(Data records)

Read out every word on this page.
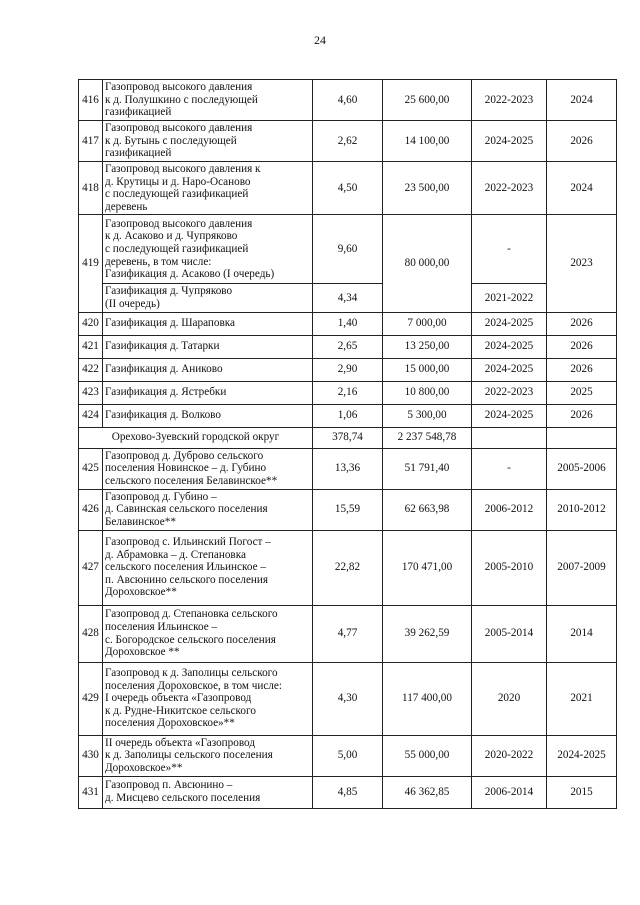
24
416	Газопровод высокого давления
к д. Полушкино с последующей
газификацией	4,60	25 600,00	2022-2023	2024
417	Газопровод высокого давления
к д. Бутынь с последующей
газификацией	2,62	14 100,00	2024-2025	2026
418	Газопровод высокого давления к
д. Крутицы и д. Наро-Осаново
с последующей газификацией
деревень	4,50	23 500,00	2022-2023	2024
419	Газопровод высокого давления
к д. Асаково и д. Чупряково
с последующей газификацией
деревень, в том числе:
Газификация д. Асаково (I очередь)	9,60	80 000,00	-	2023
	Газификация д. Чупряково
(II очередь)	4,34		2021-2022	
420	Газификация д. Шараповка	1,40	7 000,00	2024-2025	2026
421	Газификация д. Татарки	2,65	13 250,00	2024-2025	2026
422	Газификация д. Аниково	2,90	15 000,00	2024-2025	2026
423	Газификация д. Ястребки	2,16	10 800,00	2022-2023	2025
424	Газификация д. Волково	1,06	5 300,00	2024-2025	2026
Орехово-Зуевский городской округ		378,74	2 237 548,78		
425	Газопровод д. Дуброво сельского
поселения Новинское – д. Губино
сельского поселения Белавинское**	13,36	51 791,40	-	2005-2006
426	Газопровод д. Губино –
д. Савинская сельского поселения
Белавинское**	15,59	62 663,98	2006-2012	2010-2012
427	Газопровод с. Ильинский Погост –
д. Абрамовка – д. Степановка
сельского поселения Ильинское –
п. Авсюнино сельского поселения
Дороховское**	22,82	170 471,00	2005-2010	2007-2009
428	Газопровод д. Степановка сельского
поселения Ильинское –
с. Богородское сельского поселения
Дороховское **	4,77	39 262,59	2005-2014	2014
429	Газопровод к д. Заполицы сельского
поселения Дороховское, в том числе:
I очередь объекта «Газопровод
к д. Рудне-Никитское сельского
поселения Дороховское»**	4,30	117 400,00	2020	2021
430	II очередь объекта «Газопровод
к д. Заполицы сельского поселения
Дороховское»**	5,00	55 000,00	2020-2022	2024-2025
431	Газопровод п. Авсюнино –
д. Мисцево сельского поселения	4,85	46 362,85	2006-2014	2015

EXERCISE TASK: Repeat the listing above exactly, with no pictures.

OUTPUT:
Read out every word on this page.
24
416	Газопровод высокого давления
к д. Полушкино с последующей
газификацией	4,60	25 600,00	2022-2023	2024
417	Газопровод высокого давления
к д. Бутынь с последующей
газификацией	2,62	14 100,00	2024-2025	2026
418	Газопровод высокого давления к
д. Крутицы и д. Наро-Осаново
с последующей газификацией
деревень	4,50	23 500,00	2022-2023	2024
419	Газопровод высокого давления
к д. Асаково и д. Чупряково
с последующей газификацией
деревень, в том числе:
Газификация д. Асаково (I очередь)	9,60	80 000,00	-	2023
	Газификация д. Чупряково
(II очередь)	4,34		2021-2022	
420	Газификация д. Шараповка	1,40	7 000,00	2024-2025	2026
421	Газификация д. Татарки	2,65	13 250,00	2024-2025	2026
422	Газификация д. Аниково	2,90	15 000,00	2024-2025	2026
423	Газификация д. Ястребки	2,16	10 800,00	2022-2023	2025
424	Газификация д. Волково	1,06	5 300,00	2024-2025	2026
Орехово-Зуевский городской округ		378,74	2 237 548,78		
425	Газопровод д. Дуброво сельского
поселения Новинское – д. Губино
сельского поселения Белавинское**	13,36	51 791,40	-	2005-2006
426	Газопровод д. Губино –
д. Савинская сельского поселения
Белавинское**	15,59	62 663,98	2006-2012	2010-2012
427	Газопровод с. Ильинский Погост –
д. Абрамовка – д. Степановка
сельского поселения Ильинское –
п. Авсюнино сельского поселения
Дороховское**	22,82	170 471,00	2005-2010	2007-2009
428	Газопровод д. Степановка сельского
поселения Ильинское –
с. Богородское сельского поселения
Дороховское **	4,77	39 262,59	2005-2014	2014
429	Газопровод к д. Заполицы сельского
поселения Дороховское, в том числе:
I очередь объекта «Газопровод
к д. Рудне-Никитское сельского
поселения Дороховское»**	4,30	117 400,00	2020	2021
430	II очередь объекта «Газопровод
к д. Заполицы сельского поселения
Дороховское»**	5,00	55 000,00	2020-2022	2024-2025
431	Газопровод п. Авсюнино –
д. Мисцево сельского поселения	4,85	46 362,85	2006-2014	2015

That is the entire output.